WHAT TO PRODUCE:
Transcribe all of the records precisely as they are presented.

##### DATA PROVIDED #####

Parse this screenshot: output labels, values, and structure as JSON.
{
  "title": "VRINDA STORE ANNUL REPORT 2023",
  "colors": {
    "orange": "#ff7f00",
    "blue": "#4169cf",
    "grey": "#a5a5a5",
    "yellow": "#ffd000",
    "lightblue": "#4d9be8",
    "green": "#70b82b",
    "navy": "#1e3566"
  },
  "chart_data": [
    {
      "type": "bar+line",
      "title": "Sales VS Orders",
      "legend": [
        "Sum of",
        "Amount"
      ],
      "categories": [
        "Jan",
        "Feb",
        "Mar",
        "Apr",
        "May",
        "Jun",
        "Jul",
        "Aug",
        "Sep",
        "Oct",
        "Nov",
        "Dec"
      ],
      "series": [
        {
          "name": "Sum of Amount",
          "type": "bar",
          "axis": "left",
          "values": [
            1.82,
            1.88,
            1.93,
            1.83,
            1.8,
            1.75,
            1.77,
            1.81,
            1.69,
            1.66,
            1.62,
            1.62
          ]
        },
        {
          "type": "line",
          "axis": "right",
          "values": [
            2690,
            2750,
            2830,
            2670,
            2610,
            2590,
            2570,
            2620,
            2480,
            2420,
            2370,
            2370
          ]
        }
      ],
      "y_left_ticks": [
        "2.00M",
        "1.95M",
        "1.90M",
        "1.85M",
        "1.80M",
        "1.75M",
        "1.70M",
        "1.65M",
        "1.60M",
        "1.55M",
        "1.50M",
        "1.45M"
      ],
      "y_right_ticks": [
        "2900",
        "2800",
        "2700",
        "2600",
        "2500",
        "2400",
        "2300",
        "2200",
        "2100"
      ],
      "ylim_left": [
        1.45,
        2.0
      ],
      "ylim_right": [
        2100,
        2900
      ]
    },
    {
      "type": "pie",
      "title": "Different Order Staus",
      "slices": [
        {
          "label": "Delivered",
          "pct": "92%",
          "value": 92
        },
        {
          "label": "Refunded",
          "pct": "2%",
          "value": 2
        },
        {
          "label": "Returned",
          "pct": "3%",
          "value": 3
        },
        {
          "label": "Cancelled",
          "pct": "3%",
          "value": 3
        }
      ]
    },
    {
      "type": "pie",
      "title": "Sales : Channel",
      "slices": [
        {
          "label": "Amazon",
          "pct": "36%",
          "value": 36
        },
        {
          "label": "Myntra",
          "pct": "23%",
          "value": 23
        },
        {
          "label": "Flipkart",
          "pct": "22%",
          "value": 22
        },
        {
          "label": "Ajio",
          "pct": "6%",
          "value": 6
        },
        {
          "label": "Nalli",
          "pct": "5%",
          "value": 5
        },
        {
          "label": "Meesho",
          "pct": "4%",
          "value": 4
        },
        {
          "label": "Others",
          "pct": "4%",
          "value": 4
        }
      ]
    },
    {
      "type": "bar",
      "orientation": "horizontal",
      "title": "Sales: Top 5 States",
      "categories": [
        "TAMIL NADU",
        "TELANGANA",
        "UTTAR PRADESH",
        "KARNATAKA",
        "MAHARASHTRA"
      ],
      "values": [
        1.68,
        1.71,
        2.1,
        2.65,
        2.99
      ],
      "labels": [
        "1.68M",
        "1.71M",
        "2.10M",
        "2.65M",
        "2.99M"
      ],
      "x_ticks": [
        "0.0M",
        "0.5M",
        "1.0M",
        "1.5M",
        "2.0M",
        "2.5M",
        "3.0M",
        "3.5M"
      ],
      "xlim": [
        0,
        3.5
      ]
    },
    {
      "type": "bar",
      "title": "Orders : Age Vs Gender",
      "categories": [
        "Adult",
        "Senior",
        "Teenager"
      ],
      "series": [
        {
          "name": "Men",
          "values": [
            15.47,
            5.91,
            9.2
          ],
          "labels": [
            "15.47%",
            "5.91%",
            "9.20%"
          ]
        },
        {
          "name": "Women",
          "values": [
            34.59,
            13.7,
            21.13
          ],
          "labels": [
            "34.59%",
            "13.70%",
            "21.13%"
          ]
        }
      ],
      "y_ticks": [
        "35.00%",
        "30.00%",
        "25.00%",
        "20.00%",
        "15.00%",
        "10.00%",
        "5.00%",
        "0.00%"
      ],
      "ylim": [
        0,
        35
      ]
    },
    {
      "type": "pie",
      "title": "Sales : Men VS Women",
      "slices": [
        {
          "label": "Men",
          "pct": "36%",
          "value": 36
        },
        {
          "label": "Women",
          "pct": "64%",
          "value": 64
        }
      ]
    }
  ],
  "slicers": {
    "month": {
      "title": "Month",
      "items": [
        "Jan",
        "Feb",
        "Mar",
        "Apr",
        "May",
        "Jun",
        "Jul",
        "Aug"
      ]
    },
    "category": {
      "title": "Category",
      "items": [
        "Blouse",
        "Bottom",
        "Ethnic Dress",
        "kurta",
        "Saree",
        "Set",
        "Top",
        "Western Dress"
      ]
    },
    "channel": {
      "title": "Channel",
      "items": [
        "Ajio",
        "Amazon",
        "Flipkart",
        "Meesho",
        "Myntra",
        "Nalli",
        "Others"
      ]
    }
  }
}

#####

ANSWER TO THIS PROBLEM:
Parse this screenshot: output labels, values, and structure as JSON.
{
  "title": "VRINDA STORE ANNUL REPORT 2023",
  "colors": {
    "orange": "#ff7f00",
    "blue": "#4169cf",
    "grey": "#a5a5a5",
    "yellow": "#ffd000",
    "lightblue": "#4d9be8",
    "green": "#70b82b",
    "navy": "#1e3566"
  },
  "chart_data": [
    {
      "type": "bar+line",
      "title": "Sales VS Orders",
      "legend": [
        "Sum of",
        "Amount"
      ],
      "categories": [
        "Jan",
        "Feb",
        "Mar",
        "Apr",
        "May",
        "Jun",
        "Jul",
        "Aug",
        "Sep",
        "Oct",
        "Nov",
        "Dec"
      ],
      "series": [
        {
          "name": "Sum of Amount",
          "type": "bar",
          "axis": "left",
          "values": [
            1.82,
            1.88,
            1.93,
            1.83,
            1.8,
            1.75,
            1.77,
            1.81,
            1.69,
            1.66,
            1.62,
            1.62
          ]
        },
        {
          "type": "line",
          "axis": "right",
          "values": [
            2690,
            2750,
            2830,
            2670,
            2610,
            2590,
            2570,
            2620,
            2480,
            2420,
            2370,
            2370
          ]
        }
      ],
      "y_left_ticks": [
        "2.00M",
        "1.95M",
        "1.90M",
        "1.85M",
        "1.80M",
        "1.75M",
        "1.70M",
        "1.65M",
        "1.60M",
        "1.55M",
        "1.50M",
        "1.45M"
      ],
      "y_right_ticks": [
        "2900",
        "2800",
        "2700",
        "2600",
        "2500",
        "2400",
        "2300",
        "2200",
        "2100"
      ],
      "ylim_left": [
        1.45,
        2.0
      ],
      "ylim_right": [
        2100,
        2900
      ]
    },
    {
      "type": "pie",
      "title": "Different Order Staus",
      "slices": [
        {
          "label": "Delivered",
          "pct": "92%",
          "value": 92
        },
        {
          "label": "Refunded",
          "pct": "2%",
          "value": 2
        },
        {
          "label": "Returned",
          "pct": "3%",
          "value": 3
        },
        {
          "label": "Cancelled",
          "pct": "3%",
          "value": 3
        }
      ]
    },
    {
      "type": "pie",
      "title": "Sales : Channel",
      "slices": [
        {
          "label": "Amazon",
          "pct": "36%",
          "value": 36
        },
        {
          "label": "Myntra",
          "pct": "23%",
          "value": 23
        },
        {
          "label": "Flipkart",
          "pct": "22%",
          "value": 22
        },
        {
          "label": "Ajio",
          "pct": "6%",
          "value": 6
        },
        {
          "label": "Nalli",
          "pct": "5%",
          "value": 5
        },
        {
          "label": "Meesho",
          "pct": "4%",
          "value": 4
        },
        {
          "label": "Others",
          "pct": "4%",
          "value": 4
        }
      ]
    },
    {
      "type": "bar",
      "orientation": "horizontal",
      "title": "Sales: Top 5 States",
      "categories": [
        "TAMIL NADU",
        "TELANGANA",
        "UTTAR PRADESH",
        "KARNATAKA",
        "MAHARASHTRA"
      ],
      "values": [
        1.68,
        1.71,
        2.1,
        2.65,
        2.99
      ],
      "labels": [
        "1.68M",
        "1.71M",
        "2.10M",
        "2.65M",
        "2.99M"
      ],
      "x_ticks": [
        "0.0M",
        "0.5M",
        "1.0M",
        "1.5M",
        "2.0M",
        "2.5M",
        "3.0M",
        "3.5M"
      ],
      "xlim": [
        0,
        3.5
      ]
    },
    {
      "type": "bar",
      "title": "Orders : Age Vs Gender",
      "categories": [
        "Adult",
        "Senior",
        "Teenager"
      ],
      "series": [
        {
          "name": "Men",
          "values": [
            15.47,
            5.91,
            9.2
          ],
          "labels": [
            "15.47%",
            "5.91%",
            "9.20%"
          ]
        },
        {
          "name": "Women",
          "values": [
            34.59,
            13.7,
            21.13
          ],
          "labels": [
            "34.59%",
            "13.70%",
            "21.13%"
          ]
        }
      ],
      "y_ticks": [
        "35.00%",
        "30.00%",
        "25.00%",
        "20.00%",
        "15.00%",
        "10.00%",
        "5.00%",
        "0.00%"
      ],
      "ylim": [
        0,
        35
      ]
    },
    {
      "type": "pie",
      "title": "Sales : Men VS Women",
      "slices": [
        {
          "label": "Men",
          "pct": "36%",
          "value": 36
        },
        {
          "label": "Women",
          "pct": "64%",
          "value": 64
        }
      ]
    }
  ],
  "slicers": {
    "month": {
      "title": "Month",
      "items": [
        "Jan",
        "Feb",
        "Mar",
        "Apr",
        "May",
        "Jun",
        "Jul",
        "Aug"
      ]
    },
    "category": {
      "title": "Category",
      "items": [
        "Blouse",
        "Bottom",
        "Ethnic Dress",
        "kurta",
        "Saree",
        "Set",
        "Top",
        "Western Dress"
      ]
    },
    "channel": {
      "title": "Channel",
      "items": [
        "Ajio",
        "Amazon",
        "Flipkart",
        "Meesho",
        "Myntra",
        "Nalli",
        "Others"
      ]
    }
  }
}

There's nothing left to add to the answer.